### [Exercise details]
For each line of the data below that holds "القانونية", copy the line.

### [Supplied material]
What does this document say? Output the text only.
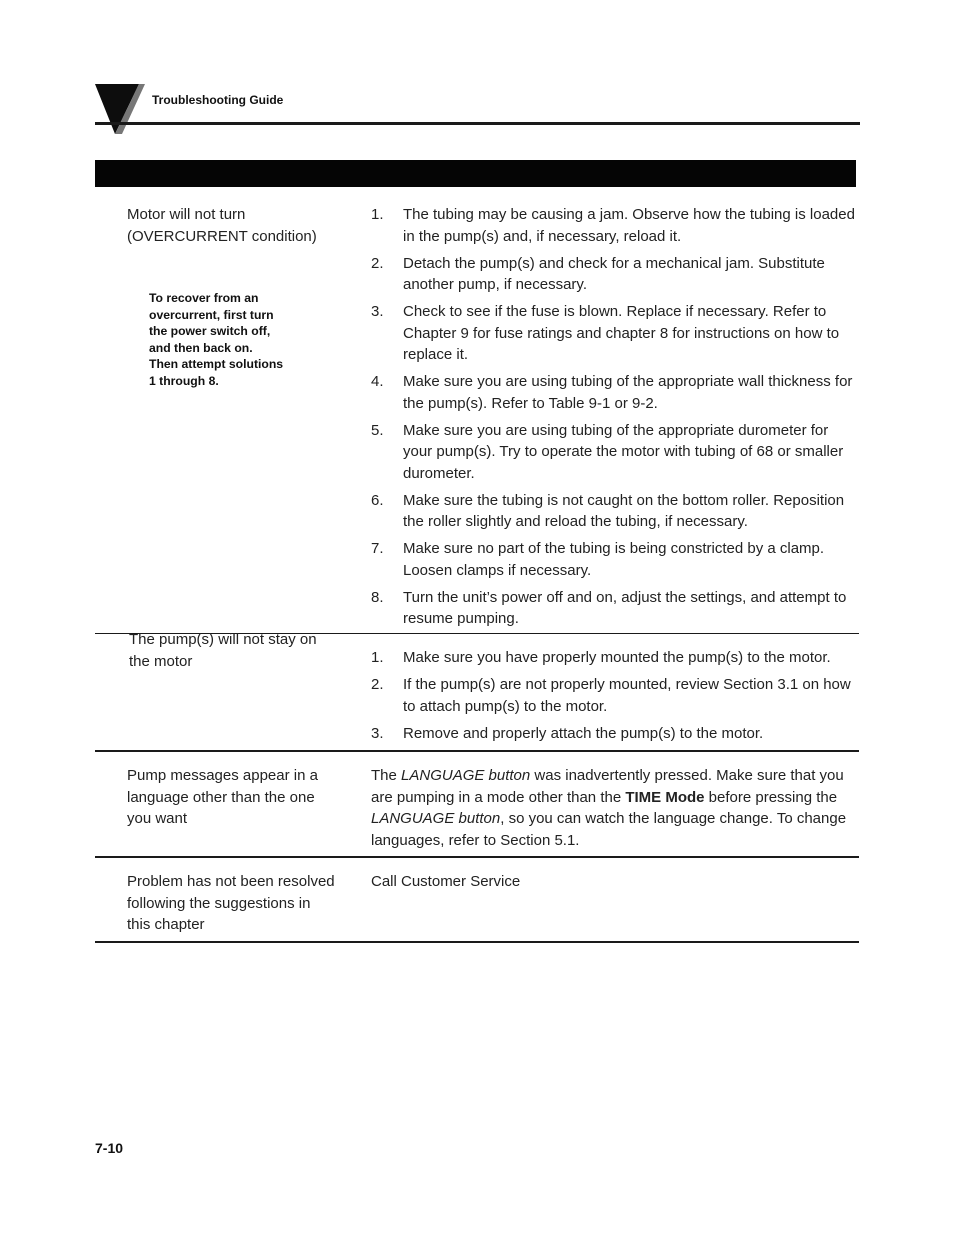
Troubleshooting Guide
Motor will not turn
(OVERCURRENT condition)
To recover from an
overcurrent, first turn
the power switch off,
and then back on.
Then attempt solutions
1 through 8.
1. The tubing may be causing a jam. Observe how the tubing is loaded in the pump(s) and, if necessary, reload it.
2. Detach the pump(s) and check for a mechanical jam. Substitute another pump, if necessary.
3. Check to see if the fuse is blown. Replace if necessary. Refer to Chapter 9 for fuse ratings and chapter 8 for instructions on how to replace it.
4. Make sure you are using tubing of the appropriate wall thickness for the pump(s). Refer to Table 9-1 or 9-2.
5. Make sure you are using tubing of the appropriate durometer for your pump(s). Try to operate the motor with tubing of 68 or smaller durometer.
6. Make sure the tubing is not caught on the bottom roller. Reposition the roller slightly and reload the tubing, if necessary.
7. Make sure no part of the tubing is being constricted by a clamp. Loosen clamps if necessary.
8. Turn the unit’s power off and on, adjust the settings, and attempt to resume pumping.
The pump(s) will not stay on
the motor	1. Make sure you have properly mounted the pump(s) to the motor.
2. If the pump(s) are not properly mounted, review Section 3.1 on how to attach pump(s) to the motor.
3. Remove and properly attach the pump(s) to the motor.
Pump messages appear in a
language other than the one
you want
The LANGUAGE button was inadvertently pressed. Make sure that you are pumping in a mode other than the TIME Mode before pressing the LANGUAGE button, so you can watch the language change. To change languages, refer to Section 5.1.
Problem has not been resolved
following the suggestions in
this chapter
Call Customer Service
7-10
---
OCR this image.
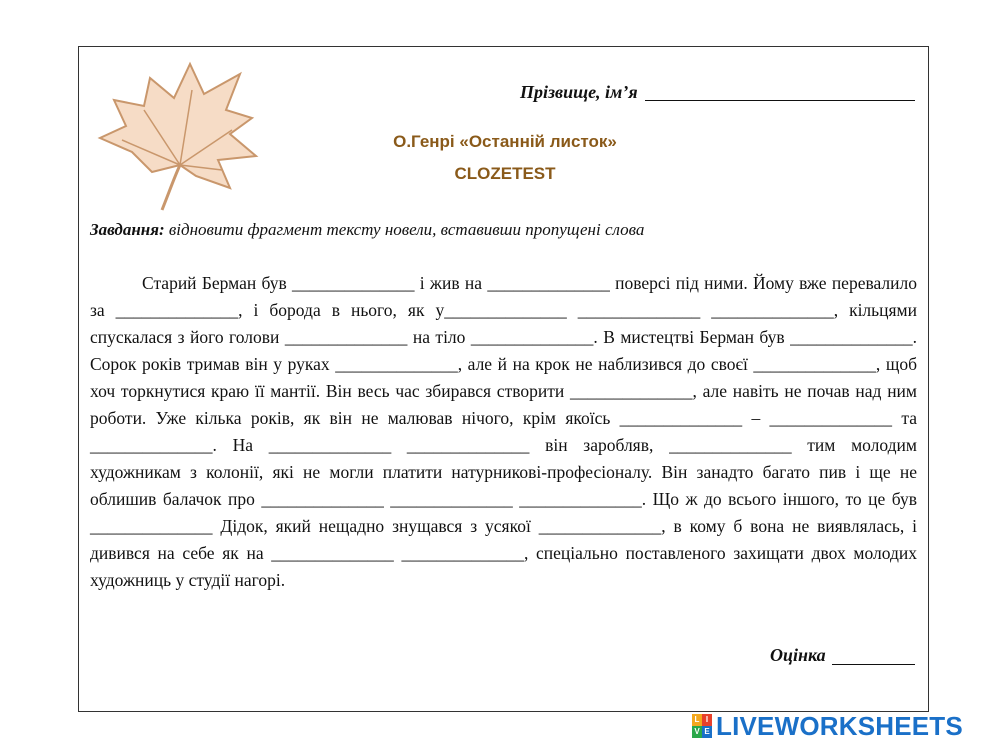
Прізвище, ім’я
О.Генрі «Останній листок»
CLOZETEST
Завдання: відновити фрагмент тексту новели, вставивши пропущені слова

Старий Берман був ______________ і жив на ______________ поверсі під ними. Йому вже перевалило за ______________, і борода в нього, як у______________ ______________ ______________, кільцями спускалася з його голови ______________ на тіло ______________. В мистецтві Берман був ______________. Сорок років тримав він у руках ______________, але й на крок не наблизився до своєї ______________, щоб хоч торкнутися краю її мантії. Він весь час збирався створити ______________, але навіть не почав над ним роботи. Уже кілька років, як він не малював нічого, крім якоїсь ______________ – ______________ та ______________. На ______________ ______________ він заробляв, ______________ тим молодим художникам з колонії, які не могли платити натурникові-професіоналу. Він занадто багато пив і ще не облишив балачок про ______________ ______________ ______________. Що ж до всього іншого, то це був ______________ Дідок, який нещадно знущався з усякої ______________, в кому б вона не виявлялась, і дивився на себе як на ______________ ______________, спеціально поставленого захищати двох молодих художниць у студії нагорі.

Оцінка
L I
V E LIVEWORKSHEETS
--
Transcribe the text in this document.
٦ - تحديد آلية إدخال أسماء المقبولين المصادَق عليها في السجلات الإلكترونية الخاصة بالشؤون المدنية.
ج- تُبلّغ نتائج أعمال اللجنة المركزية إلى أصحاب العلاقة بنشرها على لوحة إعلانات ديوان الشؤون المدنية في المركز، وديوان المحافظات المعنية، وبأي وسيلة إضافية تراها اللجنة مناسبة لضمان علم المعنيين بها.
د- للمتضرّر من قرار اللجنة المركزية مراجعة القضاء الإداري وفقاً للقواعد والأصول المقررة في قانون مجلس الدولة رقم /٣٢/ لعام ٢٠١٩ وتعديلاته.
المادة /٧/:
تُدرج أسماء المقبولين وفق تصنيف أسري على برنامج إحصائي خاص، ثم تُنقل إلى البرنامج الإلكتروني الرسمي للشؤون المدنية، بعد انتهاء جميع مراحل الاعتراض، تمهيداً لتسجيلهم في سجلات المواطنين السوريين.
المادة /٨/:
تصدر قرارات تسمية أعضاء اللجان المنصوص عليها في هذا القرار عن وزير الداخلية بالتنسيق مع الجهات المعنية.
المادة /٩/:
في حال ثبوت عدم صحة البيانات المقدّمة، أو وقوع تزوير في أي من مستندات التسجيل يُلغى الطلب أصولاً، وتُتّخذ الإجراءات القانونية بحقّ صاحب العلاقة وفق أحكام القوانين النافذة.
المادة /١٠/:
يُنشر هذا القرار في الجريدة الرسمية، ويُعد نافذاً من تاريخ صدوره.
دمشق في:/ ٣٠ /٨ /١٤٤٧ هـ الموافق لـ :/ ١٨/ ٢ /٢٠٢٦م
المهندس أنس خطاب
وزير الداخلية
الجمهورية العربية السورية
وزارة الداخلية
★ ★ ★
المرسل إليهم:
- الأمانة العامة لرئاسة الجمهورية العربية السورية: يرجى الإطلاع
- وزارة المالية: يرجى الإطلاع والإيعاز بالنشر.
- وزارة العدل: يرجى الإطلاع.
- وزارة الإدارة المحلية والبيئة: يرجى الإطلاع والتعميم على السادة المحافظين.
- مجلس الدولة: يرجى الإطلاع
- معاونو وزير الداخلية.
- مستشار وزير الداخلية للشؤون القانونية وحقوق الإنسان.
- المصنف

### [Response]
في حال ثبوت عدم صحة البيانات المقدّمة، أو وقوع تزوير في أي من مستندات التسجيل يُلغى الطلب أصولاً، وتُتّخذ الإجراءات القانونية بحقّ صاحب العلاقة وفق أحكام القوانين النافذة.
- مستشار وزير الداخلية للشؤون القانونية وحقوق الإنسان.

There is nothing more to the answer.